Structured figure records:
Start
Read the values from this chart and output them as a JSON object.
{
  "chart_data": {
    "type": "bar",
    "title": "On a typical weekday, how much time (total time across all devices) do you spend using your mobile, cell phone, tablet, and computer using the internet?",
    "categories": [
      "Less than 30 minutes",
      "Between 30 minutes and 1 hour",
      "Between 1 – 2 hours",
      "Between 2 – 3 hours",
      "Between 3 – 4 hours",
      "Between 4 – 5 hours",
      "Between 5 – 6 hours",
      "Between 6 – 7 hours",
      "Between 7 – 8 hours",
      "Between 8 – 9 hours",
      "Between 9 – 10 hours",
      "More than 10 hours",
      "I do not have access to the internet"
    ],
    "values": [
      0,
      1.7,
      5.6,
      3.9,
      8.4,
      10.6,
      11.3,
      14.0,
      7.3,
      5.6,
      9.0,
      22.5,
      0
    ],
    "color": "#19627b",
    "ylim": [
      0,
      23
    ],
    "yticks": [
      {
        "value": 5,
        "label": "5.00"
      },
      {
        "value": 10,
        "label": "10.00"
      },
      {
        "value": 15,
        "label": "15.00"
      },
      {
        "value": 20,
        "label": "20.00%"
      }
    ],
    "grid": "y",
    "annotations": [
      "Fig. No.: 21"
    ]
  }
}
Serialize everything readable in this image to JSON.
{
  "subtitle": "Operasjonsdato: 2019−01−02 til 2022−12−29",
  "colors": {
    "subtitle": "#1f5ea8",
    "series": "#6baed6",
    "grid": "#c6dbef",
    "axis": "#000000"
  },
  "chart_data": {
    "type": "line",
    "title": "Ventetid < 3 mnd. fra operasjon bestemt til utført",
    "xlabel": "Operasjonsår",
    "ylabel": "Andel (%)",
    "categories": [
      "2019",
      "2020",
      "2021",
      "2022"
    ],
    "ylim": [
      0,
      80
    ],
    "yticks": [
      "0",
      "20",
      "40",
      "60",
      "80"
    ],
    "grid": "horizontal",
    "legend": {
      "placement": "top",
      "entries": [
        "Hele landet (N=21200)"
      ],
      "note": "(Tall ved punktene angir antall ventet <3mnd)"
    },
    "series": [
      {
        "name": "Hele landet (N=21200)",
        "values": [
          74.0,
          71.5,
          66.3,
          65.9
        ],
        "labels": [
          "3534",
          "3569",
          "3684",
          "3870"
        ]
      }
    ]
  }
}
End
Task statement: Go through the listing above and return every line where the word "landet" occurs.

Task solution:
        "Hele landet (N=21200)"
        "name": "Hele landet (N=21200)",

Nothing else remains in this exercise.